Excerpt from a dataset -
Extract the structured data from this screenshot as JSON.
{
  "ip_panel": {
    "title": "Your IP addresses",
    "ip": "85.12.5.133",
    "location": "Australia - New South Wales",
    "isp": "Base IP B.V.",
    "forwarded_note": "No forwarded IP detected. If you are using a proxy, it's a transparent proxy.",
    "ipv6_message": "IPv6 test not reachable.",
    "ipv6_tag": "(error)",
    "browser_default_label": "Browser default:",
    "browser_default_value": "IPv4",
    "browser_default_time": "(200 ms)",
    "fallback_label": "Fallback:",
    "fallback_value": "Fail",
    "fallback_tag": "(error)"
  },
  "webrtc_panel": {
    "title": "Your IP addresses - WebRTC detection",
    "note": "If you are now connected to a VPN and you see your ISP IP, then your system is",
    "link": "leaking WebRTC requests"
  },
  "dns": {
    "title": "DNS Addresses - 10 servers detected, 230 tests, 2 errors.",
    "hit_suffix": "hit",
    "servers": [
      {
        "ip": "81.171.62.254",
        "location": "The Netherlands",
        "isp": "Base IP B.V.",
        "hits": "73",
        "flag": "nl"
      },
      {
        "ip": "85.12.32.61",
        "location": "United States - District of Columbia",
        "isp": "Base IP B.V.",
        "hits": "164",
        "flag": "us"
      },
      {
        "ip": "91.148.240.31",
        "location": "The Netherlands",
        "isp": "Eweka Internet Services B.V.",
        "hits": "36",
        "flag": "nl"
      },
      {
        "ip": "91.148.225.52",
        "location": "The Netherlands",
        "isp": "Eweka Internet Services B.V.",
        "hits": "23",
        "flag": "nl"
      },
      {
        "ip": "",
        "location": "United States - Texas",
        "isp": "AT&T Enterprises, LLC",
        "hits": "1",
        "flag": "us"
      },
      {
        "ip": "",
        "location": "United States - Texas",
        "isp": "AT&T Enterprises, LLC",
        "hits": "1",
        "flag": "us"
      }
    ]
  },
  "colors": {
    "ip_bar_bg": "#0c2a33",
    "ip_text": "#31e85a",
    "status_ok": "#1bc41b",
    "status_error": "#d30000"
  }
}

Your goal -
Determine how many lines include the string "servers". Give no answer but the number.

Exercise response -
2